__Set task__
Return nothing but the lines from the line with "Convert this document image to plain text." through the last line of the entries that follow, copied exactly and free of pictures.

+ + + +

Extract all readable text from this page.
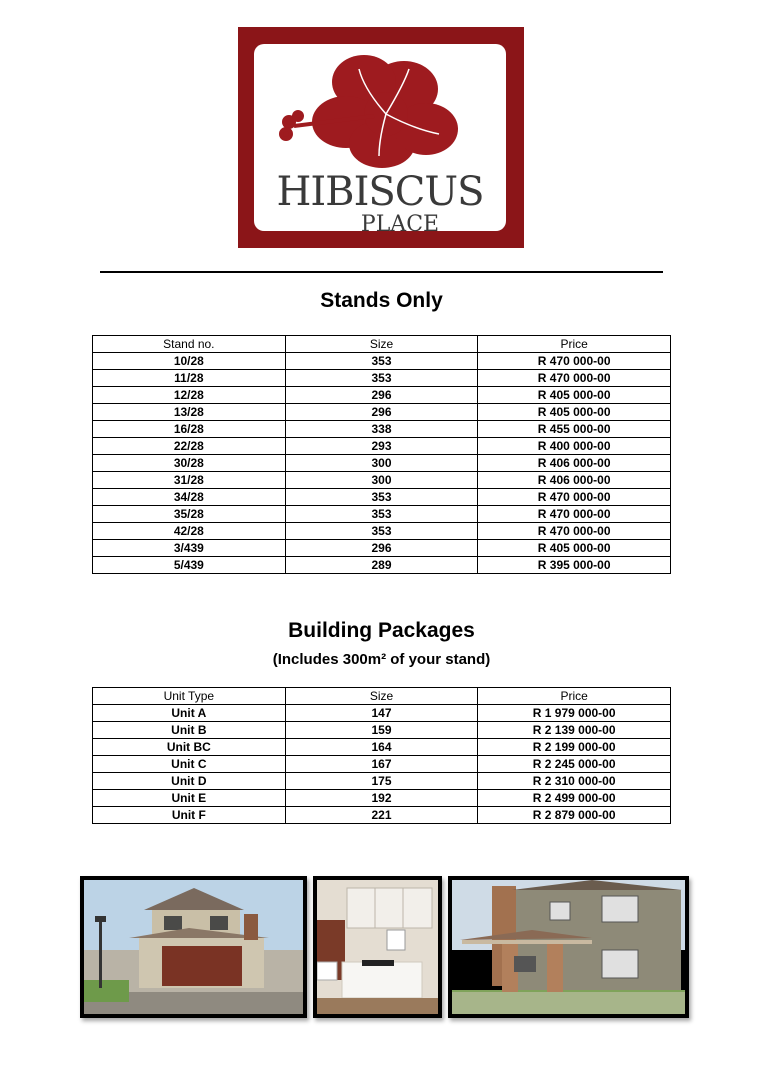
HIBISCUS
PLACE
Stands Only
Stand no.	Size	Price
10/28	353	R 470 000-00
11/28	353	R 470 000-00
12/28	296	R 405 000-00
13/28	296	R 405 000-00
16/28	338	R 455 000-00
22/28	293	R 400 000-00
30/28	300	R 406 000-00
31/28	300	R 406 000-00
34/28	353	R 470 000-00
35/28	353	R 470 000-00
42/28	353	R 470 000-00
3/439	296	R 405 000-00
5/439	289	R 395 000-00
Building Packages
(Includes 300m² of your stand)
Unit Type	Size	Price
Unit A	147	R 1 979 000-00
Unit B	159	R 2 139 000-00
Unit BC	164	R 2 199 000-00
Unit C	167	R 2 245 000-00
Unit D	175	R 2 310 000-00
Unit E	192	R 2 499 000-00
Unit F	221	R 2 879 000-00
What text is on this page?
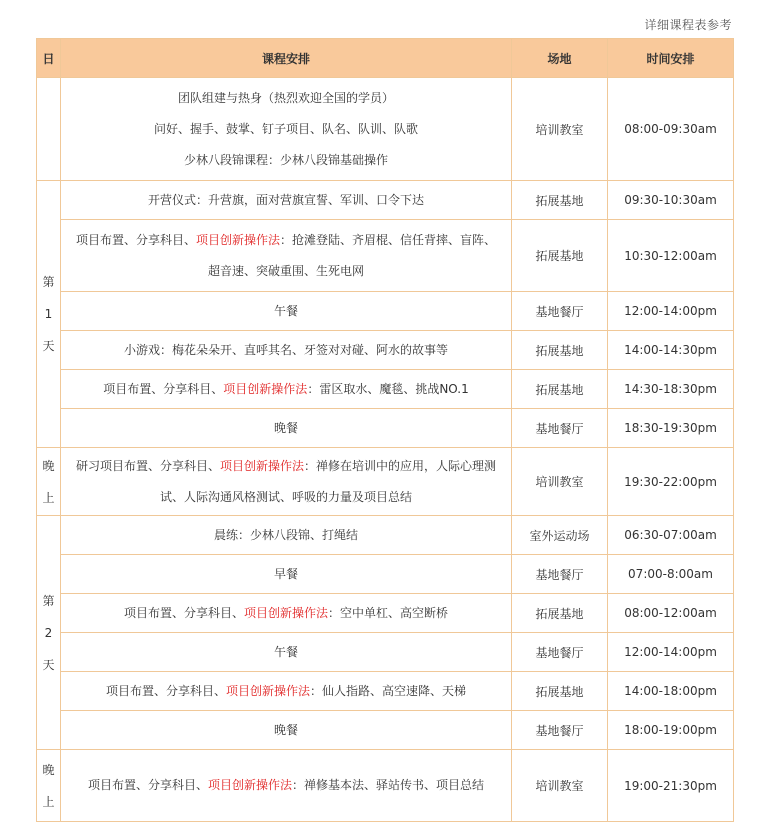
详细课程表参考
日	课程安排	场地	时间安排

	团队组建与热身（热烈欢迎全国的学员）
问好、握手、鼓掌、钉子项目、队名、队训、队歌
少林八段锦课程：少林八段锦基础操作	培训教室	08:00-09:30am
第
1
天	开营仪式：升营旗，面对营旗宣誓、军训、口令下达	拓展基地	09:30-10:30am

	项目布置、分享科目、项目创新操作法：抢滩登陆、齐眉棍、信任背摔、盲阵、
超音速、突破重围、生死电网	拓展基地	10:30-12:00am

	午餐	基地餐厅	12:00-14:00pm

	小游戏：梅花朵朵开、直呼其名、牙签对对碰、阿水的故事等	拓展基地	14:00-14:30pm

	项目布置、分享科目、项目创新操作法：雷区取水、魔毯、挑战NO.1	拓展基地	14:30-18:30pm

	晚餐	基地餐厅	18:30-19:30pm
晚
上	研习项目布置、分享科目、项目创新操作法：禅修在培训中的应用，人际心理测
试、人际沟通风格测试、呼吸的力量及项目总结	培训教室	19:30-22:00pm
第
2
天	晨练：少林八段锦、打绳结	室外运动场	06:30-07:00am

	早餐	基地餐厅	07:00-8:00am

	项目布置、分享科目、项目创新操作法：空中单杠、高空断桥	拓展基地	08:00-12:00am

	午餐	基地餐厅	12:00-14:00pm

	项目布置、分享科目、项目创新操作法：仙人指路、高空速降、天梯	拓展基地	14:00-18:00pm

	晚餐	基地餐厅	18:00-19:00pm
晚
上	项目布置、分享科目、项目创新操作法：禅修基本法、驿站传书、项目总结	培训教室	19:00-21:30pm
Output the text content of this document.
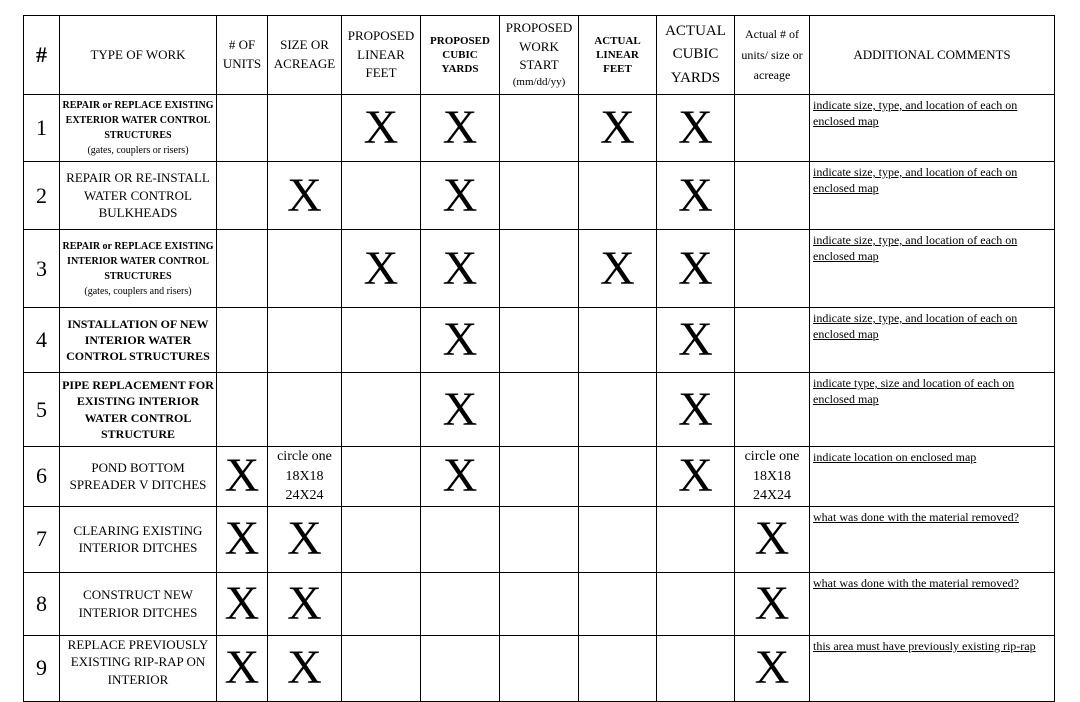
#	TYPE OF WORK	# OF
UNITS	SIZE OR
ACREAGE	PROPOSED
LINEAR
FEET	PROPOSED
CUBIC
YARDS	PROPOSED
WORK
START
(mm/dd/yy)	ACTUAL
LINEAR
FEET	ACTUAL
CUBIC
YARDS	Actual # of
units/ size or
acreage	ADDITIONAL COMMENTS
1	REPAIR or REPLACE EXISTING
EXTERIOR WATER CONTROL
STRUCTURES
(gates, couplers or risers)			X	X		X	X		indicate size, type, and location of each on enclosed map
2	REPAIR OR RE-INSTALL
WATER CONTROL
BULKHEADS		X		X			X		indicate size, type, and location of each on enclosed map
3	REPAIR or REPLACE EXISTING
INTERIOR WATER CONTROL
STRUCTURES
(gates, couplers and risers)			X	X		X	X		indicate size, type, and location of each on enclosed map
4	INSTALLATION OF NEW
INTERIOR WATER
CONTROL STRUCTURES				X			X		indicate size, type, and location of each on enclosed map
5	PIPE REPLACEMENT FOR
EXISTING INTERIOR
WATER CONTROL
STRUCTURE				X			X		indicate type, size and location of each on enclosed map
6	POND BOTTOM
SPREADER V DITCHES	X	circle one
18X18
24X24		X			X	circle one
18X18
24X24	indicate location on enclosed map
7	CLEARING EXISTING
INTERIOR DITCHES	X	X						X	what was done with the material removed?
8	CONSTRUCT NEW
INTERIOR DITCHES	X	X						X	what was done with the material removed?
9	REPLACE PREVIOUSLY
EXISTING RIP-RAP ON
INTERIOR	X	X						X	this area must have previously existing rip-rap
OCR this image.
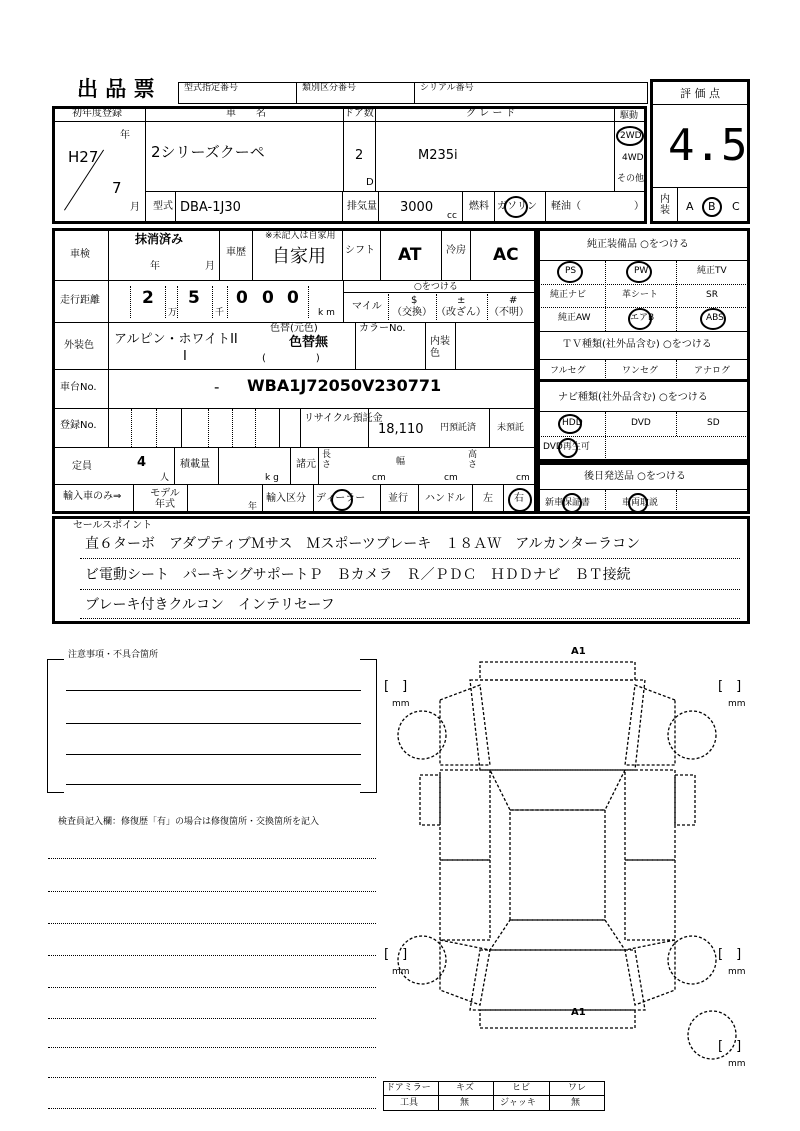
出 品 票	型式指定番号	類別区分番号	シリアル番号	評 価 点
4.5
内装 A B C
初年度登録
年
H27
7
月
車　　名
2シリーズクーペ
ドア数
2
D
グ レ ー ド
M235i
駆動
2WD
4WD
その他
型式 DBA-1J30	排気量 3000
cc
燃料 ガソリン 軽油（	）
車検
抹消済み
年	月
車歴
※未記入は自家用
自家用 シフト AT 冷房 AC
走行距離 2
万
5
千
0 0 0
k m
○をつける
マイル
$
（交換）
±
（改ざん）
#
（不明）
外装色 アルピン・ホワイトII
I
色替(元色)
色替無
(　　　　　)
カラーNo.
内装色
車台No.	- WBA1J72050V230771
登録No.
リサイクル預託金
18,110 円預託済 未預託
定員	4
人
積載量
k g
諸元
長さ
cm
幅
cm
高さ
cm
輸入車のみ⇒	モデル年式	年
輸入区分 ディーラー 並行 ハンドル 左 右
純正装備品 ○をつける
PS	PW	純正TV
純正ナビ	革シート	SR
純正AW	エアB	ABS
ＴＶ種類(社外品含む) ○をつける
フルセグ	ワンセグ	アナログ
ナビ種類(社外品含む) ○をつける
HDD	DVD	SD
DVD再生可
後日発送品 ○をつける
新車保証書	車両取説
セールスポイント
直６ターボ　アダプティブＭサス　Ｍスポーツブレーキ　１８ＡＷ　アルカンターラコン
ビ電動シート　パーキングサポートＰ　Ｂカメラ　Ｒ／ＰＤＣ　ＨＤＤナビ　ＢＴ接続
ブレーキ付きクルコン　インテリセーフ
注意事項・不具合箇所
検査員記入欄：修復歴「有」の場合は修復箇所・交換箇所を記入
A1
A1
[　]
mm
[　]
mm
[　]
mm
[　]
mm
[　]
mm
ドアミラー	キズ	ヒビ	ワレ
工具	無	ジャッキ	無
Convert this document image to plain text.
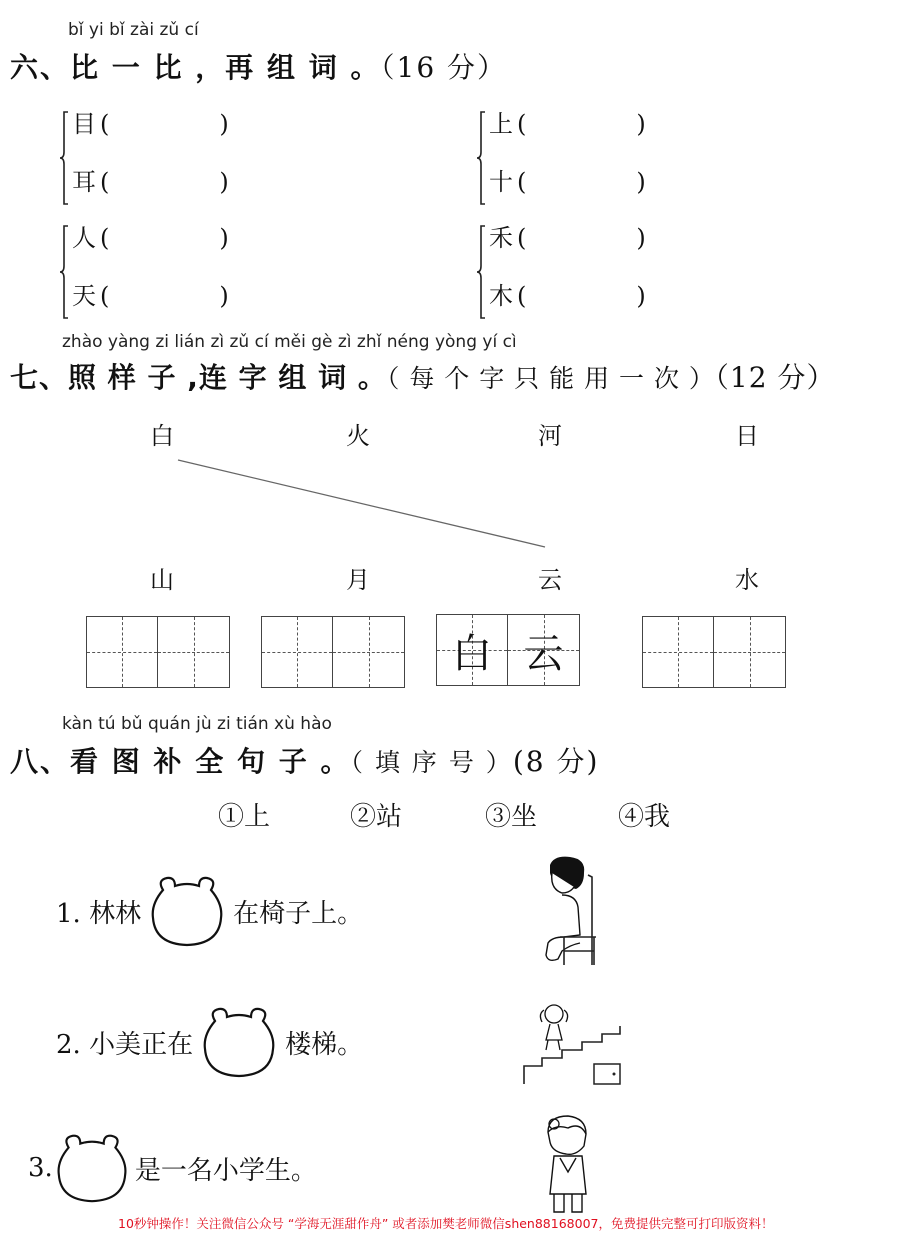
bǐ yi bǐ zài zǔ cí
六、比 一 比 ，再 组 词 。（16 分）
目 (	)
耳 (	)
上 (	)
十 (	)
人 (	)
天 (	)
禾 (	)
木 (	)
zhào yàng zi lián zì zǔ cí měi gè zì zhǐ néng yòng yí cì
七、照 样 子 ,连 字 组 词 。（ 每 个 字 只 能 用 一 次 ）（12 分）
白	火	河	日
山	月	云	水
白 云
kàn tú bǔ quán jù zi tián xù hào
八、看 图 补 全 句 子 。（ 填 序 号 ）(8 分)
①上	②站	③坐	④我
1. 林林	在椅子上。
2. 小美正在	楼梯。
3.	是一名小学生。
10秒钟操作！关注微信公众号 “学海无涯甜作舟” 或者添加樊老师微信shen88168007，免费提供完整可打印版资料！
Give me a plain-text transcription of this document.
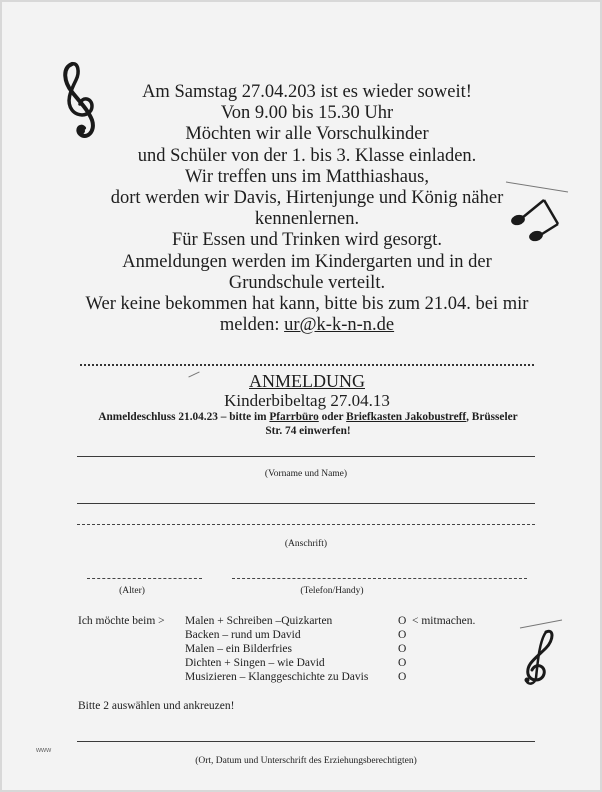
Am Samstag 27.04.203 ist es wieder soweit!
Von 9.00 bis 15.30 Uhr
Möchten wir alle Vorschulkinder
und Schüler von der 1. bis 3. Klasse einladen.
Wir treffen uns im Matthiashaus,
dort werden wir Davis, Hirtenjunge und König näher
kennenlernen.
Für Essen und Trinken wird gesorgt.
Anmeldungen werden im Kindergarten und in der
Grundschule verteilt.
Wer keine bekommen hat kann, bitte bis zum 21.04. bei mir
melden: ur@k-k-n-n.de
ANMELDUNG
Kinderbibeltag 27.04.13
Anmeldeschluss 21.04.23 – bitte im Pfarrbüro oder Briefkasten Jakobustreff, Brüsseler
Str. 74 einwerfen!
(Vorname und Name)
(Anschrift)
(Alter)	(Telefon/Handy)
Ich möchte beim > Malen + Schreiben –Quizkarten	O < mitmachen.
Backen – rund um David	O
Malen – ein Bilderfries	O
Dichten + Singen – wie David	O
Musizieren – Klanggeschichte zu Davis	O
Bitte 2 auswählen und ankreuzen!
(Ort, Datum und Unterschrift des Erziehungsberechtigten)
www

+ + + +

__Response__
Convert this document image to plain text.
bǐ yi bǐ zài zǔ cí
六、比 一 比 ，再 组 词 。（16 分）
目 (	)
耳 (	)
上 (	)
十 (	)
人 (	)
天 (	)
禾 (	)
木 (	)
zhào yàng zi lián zì zǔ cí měi gè zì zhǐ néng yòng yí cì
七、照 样 子 ,连 字 组 词 。（ 每 个 字 只 能 用 一 次 ）（12 分）
白	火	河	日
山	月	云	水
白 云
kàn tú bǔ quán jù zi tián xù hào
八、看 图 补 全 句 子 。（ 填 序 号 ）(8 分)
①上	②站	③坐	④我
1. 林林	在椅子上。
2. 小美正在	楼梯。
3.	是一名小学生。
10秒钟操作！关注微信公众号 “学海无涯甜作舟” 或者添加樊老师微信shen88168007，免费提供完整可打印版资料！
Give me a plain-text transcription of this document.
Am Samstag 27.04.203 ist es wieder soweit!
Von 9.00 bis 15.30 Uhr
Möchten wir alle Vorschulkinder
und Schüler von der 1. bis 3. Klasse einladen.
Wir treffen uns im Matthiashaus,
dort werden wir Davis, Hirtenjunge und König näher
kennenlernen.
Für Essen und Trinken wird gesorgt.
Anmeldungen werden im Kindergarten und in der
Grundschule verteilt.
Wer keine bekommen hat kann, bitte bis zum 21.04. bei mir
melden: ur@k-k-n-n.de
ANMELDUNG
Kinderbibeltag 27.04.13
Anmeldeschluss 21.04.23 – bitte im Pfarrbüro oder Briefkasten Jakobustreff, Brüsseler
Str. 74 einwerfen!
(Vorname und Name)
(Anschrift)
(Alter)	(Telefon/Handy)
Ich möchte beim > Malen + Schreiben –Quizkarten	O < mitmachen.
Backen – rund um David	O
Malen – ein Bilderfries	O
Dichten + Singen – wie David	O
Musizieren – Klanggeschichte zu Davis	O
Bitte 2 auswählen und ankreuzen!
(Ort, Datum und Unterschrift des Erziehungsberechtigten)
www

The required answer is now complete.